- **Условие задания**: С какого года, по словам Зиновьева в исходном тексте, тлели угольки терроризма?

- **Исходный текст**:
Выкарабкавшись с огромным трудом из своего рода преамбулы, Зиновьев, наконец, обратился к сути того, что намеревался сказать.

«Я сказал при опросе меня прокурором, что угольки терроризма тлели уже в самом начале нашего выступления. Тогда, когда мы назывались только оппозицией. Это так и есть, это так и было. Уже с самого 1925 года эти угольки тлели. Уже в первых попытках информации о первом разногласии была отравлена эта самая группа Котолынова, Румянцева, которые сыграли преступную роль в непосредственном выполнении убийства в Ленинграде. Эта группа информировалась нами, лично мной и моими тогда ближайшими коллегами о разногласиях в ядре Центрального комитета партии.

Уже в 1925 году, уже тогда мы настраивали этих людей, только тогда еще вступивших на политическую арену. Может быть, первым глубоким свежим впечатлением политики была так называемая информация, когда мы стремились в узкой среде убедить, что борьба будет острая. Разве это не было подготовкой обстановки террора? Как можно было тогда, в этой обстановке не готовить убийство, когда мы отравляли их версией о том, что вожди, о которых мы нашептывали, могут пасть. Это тогда была форма террористической пропаганды. Это видели, это чувствовали люди».

Нет, Зиновьев далеко не случайно «отказался от деталей». Они, как и точные даты, помешали бы ему говорить вообще, а не конкретно. Вроде бы выставляя все грехи наружу, но вместе с тем обходя все острые углы. И все — лишь для того, чтобы не заниматься самооговором, подтверждая его измышленными фактами, как то сделал перед ним его старый друг и товарищ Каменев, а сразу за ним — Смирнов, долгое время полностью отвергавший любую свою виновность.

Координатные данные макета:

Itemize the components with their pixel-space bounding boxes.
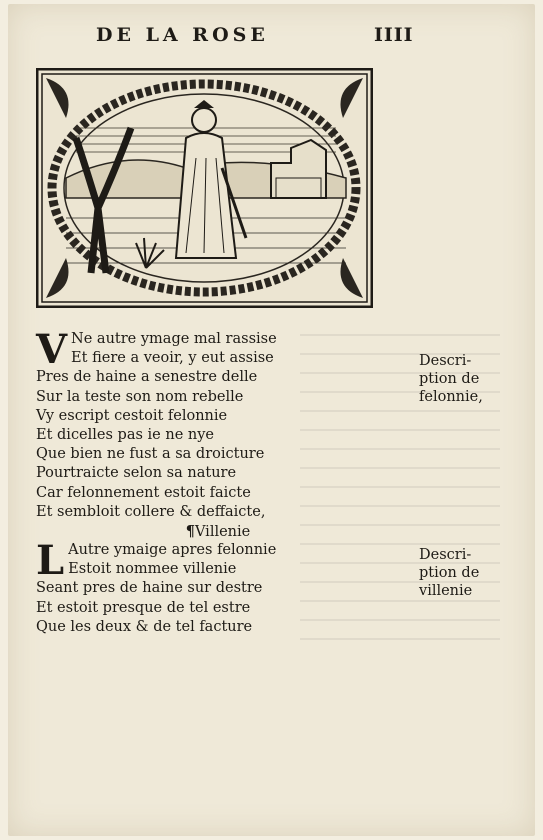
margin-note-line: villenie (419, 583, 473, 599)
pilcrow-icon: ¶ (185, 522, 195, 540)
margin-note-villenie (419, 546, 479, 600)
verse-line: Seant pres de haine sur destre (36, 580, 263, 597)
section-rubric (36, 522, 336, 541)
drop-initial-l: L (36, 537, 65, 585)
margin-note-felonnie (419, 352, 483, 406)
margin-note-line: felonnie, (419, 389, 483, 405)
margin-note-line: Descri- (419, 353, 472, 369)
verse-line: Et sembloit collere & deffaicte, (36, 503, 266, 520)
verse-line: Que bien ne fust a sa droicture (36, 446, 265, 463)
verse-line: Et estoit presque de tel estre (36, 599, 251, 616)
verse-line: Et fiere a veoir, y eut assise (71, 350, 274, 367)
verse-line: Ne autre ymage mal rassise (71, 331, 277, 347)
running-title: DE LA ROSE (96, 24, 269, 46)
verse-line: Car felonnement estoit faicte (36, 484, 251, 501)
margin-note-line: Descri- (419, 547, 472, 563)
verse-line: Sur la teste son nom rebelle (36, 388, 244, 405)
poem-text (36, 326, 336, 637)
verse-line: Que les deux & de tel facture (36, 618, 253, 635)
folio-number: IIII (374, 24, 414, 46)
verse-line: Autre ymaige apres felonnie (68, 542, 277, 559)
margin-note-line: ption de (419, 371, 480, 387)
verse-line: Estoit nommee villenie (68, 561, 237, 578)
verse-line: Vy escript cestoit felonnie (36, 407, 228, 424)
verse-line: Pourtraicte selon sa nature (36, 465, 237, 482)
stanza-villenie (36, 537, 336, 637)
woodcut-illustration (36, 68, 373, 308)
verse-line: Pres de haine a senestre delle (36, 369, 258, 386)
drop-initial-v: V (36, 326, 68, 373)
verse-line: Et dicelles pas ie ne nye (36, 426, 214, 443)
stanza-felonnie (36, 326, 336, 522)
margin-note-line: ption de (419, 565, 480, 581)
rubric-title: Villenie (194, 523, 251, 540)
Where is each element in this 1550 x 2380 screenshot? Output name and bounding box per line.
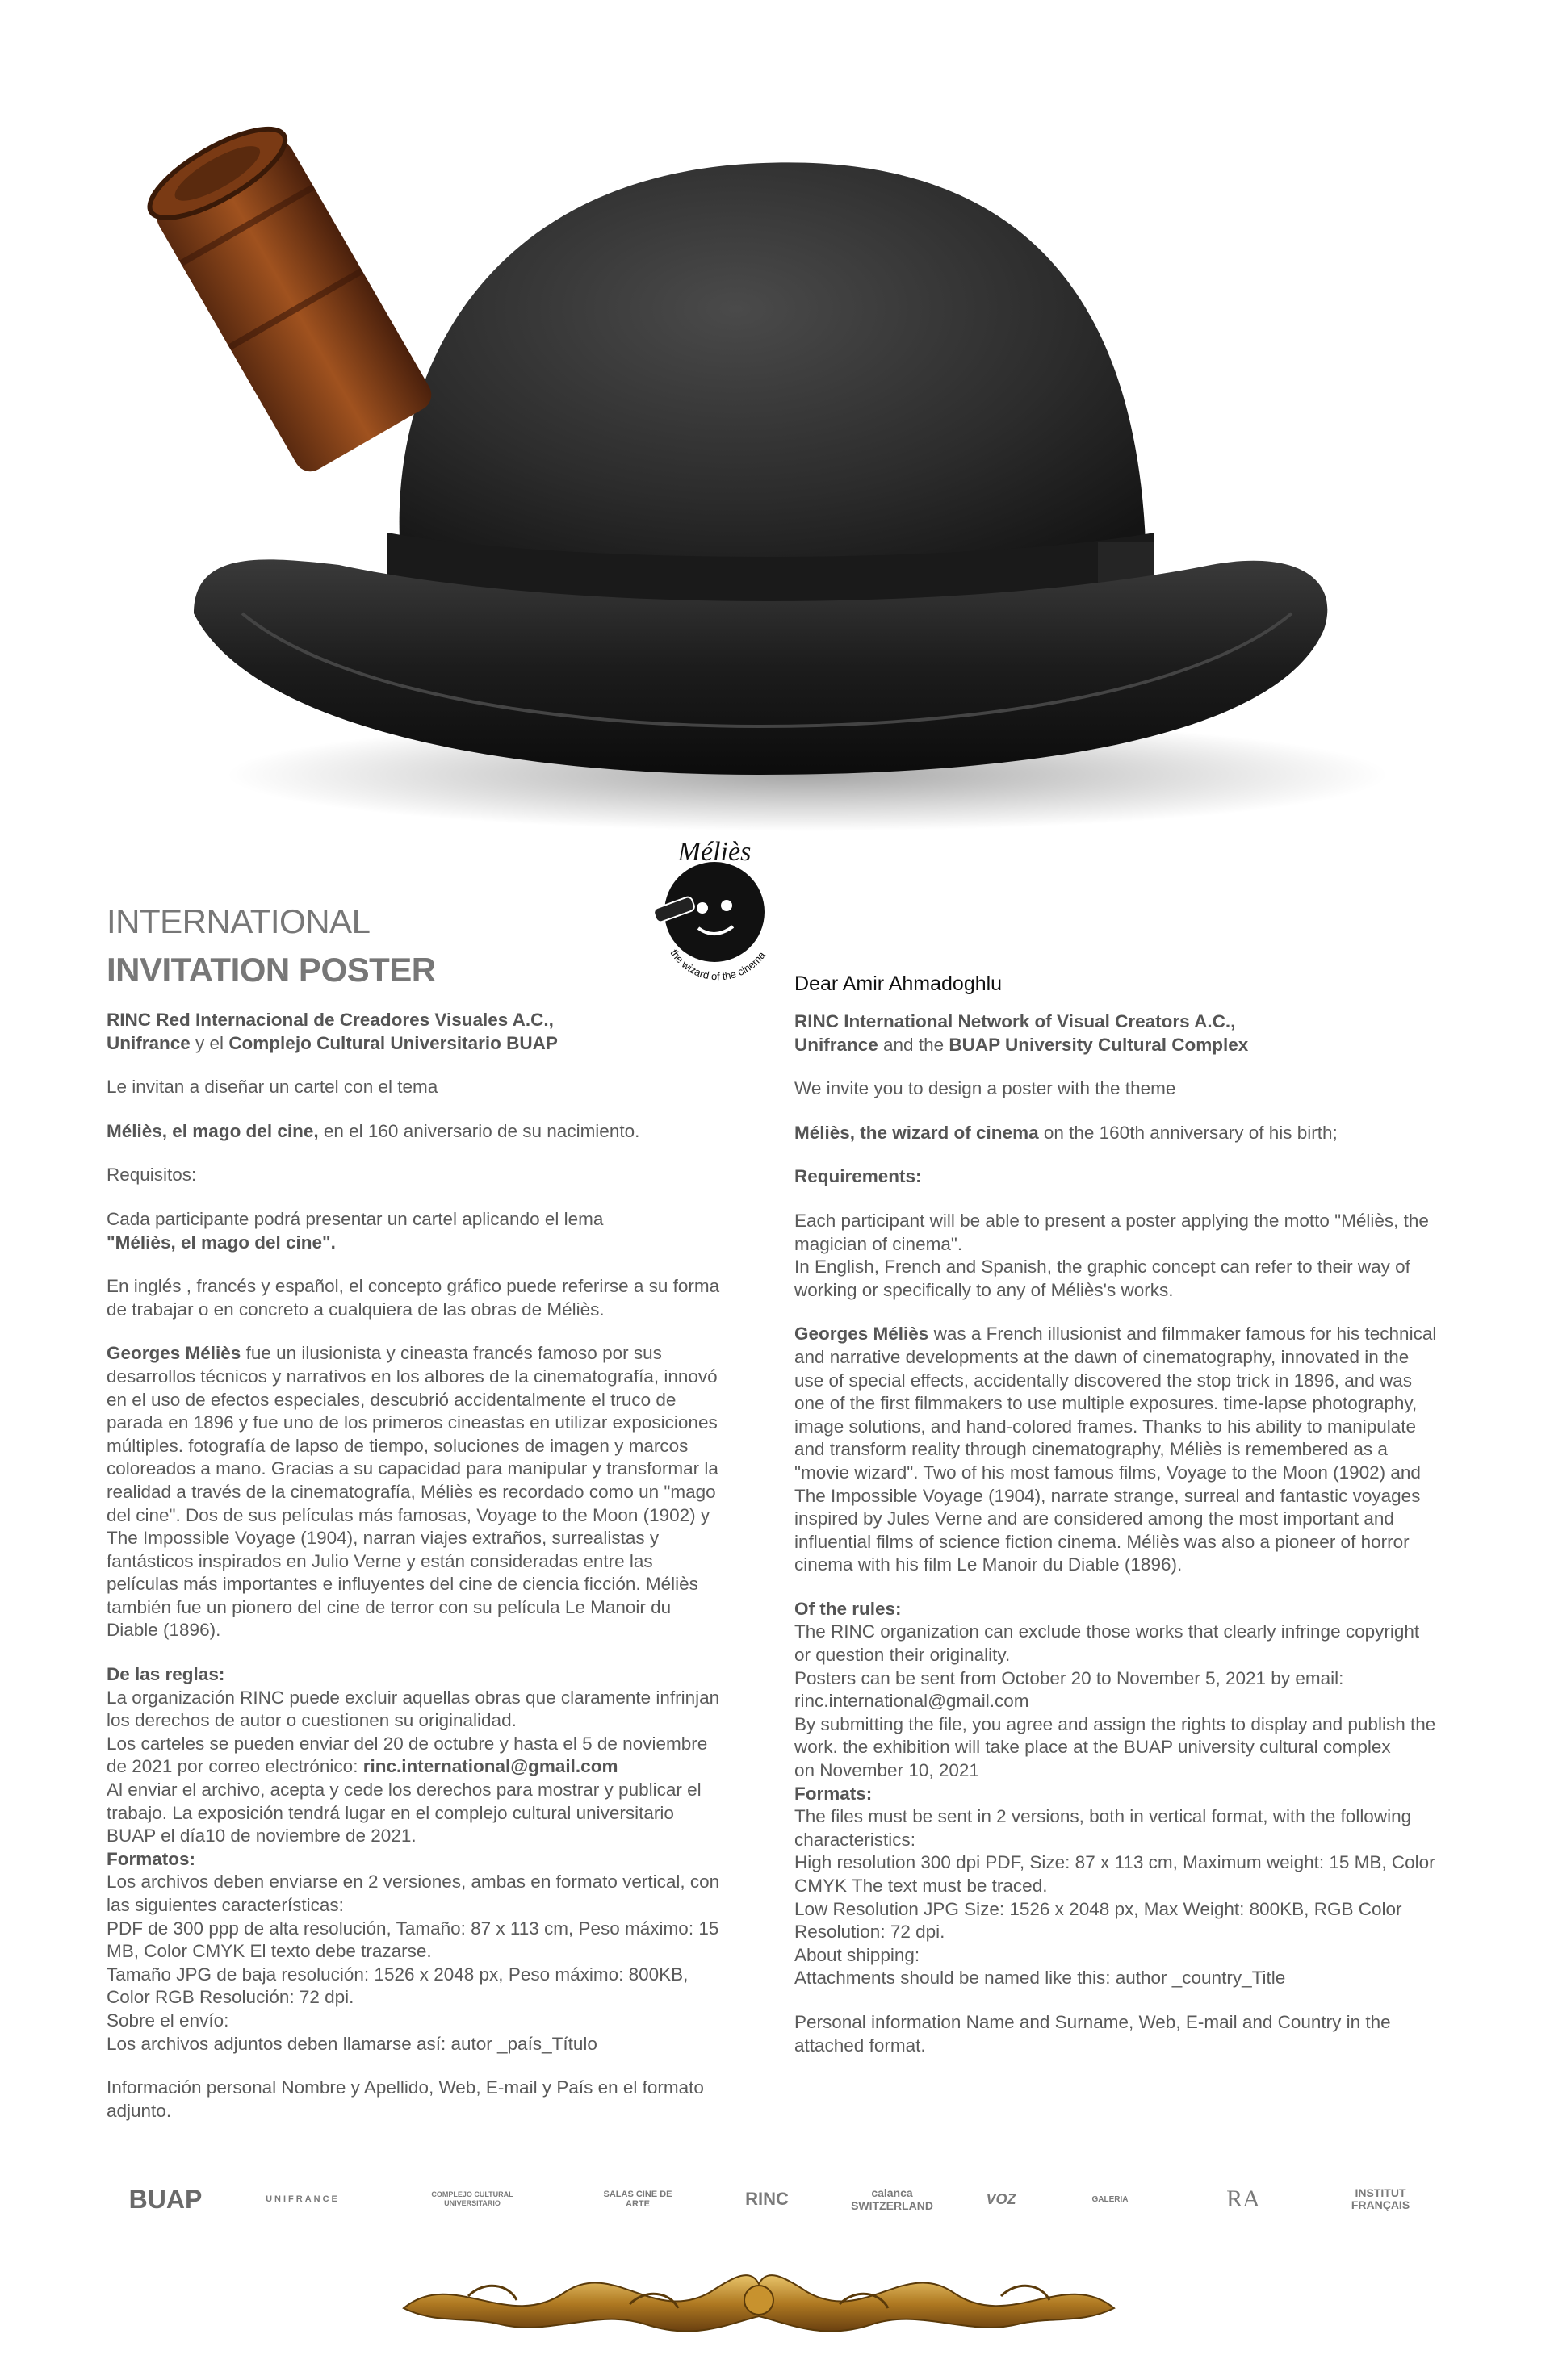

- **Решение задания**: По словам Зиновьева, угольки терроризма тлели уже с 1925 года.